| Task data |
-- START --

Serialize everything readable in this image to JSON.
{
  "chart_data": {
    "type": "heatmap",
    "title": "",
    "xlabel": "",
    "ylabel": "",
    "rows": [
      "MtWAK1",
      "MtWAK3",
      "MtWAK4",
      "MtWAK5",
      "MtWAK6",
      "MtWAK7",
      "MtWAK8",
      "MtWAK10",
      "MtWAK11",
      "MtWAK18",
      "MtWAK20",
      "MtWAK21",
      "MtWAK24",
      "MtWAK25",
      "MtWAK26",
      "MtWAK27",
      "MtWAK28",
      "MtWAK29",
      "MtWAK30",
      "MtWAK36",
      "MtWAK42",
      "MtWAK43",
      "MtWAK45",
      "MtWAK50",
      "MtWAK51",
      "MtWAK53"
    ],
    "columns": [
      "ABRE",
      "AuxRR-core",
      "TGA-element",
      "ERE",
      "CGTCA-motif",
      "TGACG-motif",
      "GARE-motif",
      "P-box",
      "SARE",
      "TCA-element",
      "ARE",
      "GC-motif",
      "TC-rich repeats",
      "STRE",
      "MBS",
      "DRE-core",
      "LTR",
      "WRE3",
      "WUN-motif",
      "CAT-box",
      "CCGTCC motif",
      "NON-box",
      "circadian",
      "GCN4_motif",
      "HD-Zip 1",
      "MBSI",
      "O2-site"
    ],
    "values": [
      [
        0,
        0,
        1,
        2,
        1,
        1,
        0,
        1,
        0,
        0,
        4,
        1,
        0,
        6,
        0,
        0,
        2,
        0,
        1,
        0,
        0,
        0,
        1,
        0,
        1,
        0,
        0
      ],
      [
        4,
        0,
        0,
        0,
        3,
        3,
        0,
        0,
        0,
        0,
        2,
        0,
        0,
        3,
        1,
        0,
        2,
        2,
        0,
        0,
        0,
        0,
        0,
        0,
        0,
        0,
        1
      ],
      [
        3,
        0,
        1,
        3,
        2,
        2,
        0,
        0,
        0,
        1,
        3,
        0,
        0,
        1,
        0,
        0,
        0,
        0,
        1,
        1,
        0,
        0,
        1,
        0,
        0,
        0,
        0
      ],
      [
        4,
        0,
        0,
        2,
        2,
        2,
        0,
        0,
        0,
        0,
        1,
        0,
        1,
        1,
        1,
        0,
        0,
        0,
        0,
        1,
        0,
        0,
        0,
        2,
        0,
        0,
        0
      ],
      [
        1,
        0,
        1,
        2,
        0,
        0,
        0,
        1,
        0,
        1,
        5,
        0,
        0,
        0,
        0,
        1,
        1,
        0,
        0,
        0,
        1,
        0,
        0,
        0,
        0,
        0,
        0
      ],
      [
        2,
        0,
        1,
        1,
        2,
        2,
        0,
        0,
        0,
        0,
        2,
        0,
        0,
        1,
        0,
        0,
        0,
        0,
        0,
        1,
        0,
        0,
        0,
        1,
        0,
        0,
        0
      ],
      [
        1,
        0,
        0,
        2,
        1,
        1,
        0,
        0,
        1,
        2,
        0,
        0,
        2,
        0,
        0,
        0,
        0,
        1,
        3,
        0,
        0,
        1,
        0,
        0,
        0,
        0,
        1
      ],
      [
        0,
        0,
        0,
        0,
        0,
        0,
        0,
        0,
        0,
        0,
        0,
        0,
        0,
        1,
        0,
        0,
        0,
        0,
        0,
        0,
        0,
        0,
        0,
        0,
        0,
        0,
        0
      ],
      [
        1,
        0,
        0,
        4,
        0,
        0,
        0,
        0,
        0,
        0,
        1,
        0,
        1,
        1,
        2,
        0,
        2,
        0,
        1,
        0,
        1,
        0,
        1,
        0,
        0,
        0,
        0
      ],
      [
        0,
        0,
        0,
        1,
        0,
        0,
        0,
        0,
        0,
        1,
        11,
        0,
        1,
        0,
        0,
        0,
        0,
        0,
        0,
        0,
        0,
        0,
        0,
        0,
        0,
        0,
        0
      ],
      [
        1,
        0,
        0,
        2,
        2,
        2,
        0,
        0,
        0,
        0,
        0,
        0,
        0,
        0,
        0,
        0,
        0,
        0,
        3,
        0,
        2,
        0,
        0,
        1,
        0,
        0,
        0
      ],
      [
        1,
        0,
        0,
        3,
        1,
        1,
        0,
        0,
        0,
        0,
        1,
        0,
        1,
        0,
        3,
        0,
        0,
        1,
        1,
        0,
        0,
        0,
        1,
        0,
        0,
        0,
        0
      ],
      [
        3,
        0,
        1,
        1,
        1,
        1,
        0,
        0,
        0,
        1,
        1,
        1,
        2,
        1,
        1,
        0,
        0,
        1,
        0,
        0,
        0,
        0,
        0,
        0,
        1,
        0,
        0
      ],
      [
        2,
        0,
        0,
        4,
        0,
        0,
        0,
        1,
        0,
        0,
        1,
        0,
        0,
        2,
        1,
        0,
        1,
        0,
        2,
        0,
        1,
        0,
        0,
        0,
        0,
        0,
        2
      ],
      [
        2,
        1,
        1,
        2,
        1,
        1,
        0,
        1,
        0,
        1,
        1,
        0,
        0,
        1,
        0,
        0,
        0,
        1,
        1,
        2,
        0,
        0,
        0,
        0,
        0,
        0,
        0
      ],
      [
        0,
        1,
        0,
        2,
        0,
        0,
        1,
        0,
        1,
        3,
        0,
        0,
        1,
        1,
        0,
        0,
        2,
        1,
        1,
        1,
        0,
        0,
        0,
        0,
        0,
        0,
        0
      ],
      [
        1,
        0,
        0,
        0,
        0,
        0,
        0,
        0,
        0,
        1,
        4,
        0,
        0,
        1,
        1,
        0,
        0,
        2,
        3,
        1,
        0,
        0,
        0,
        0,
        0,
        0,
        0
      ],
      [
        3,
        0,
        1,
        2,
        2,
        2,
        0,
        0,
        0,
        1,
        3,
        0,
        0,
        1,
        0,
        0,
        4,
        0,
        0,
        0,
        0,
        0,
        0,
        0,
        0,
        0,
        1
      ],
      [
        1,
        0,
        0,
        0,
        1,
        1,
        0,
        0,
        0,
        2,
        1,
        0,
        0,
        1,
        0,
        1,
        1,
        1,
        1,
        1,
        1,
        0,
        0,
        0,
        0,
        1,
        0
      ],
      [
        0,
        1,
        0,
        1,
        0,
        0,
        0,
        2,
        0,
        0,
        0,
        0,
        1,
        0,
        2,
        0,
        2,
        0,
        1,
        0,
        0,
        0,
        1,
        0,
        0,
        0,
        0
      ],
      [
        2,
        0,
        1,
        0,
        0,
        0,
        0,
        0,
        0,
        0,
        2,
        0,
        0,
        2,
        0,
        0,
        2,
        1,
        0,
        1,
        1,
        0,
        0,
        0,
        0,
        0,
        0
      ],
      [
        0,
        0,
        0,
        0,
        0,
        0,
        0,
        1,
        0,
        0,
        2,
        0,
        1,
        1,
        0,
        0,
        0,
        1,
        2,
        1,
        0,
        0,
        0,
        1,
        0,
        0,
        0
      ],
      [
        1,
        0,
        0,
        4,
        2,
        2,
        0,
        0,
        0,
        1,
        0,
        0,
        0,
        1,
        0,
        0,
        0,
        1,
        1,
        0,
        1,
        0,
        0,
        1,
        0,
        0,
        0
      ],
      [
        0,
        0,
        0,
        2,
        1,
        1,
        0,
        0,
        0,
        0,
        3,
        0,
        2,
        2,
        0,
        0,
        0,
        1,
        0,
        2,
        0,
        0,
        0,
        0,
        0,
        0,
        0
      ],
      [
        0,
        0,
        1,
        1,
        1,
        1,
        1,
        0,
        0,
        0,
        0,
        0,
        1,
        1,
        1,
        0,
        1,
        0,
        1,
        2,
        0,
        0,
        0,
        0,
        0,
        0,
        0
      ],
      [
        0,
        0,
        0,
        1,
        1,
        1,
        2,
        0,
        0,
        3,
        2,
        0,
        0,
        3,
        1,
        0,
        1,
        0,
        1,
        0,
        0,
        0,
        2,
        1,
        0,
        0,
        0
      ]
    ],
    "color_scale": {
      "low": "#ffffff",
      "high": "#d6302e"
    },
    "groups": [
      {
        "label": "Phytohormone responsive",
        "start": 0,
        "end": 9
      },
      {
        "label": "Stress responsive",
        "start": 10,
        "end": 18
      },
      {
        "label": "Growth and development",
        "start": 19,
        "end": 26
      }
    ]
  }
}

-- END --

| Brief |
Across the preceding material, how many lines contain the word "responsive"? State the number alone.

| Output for this task |
2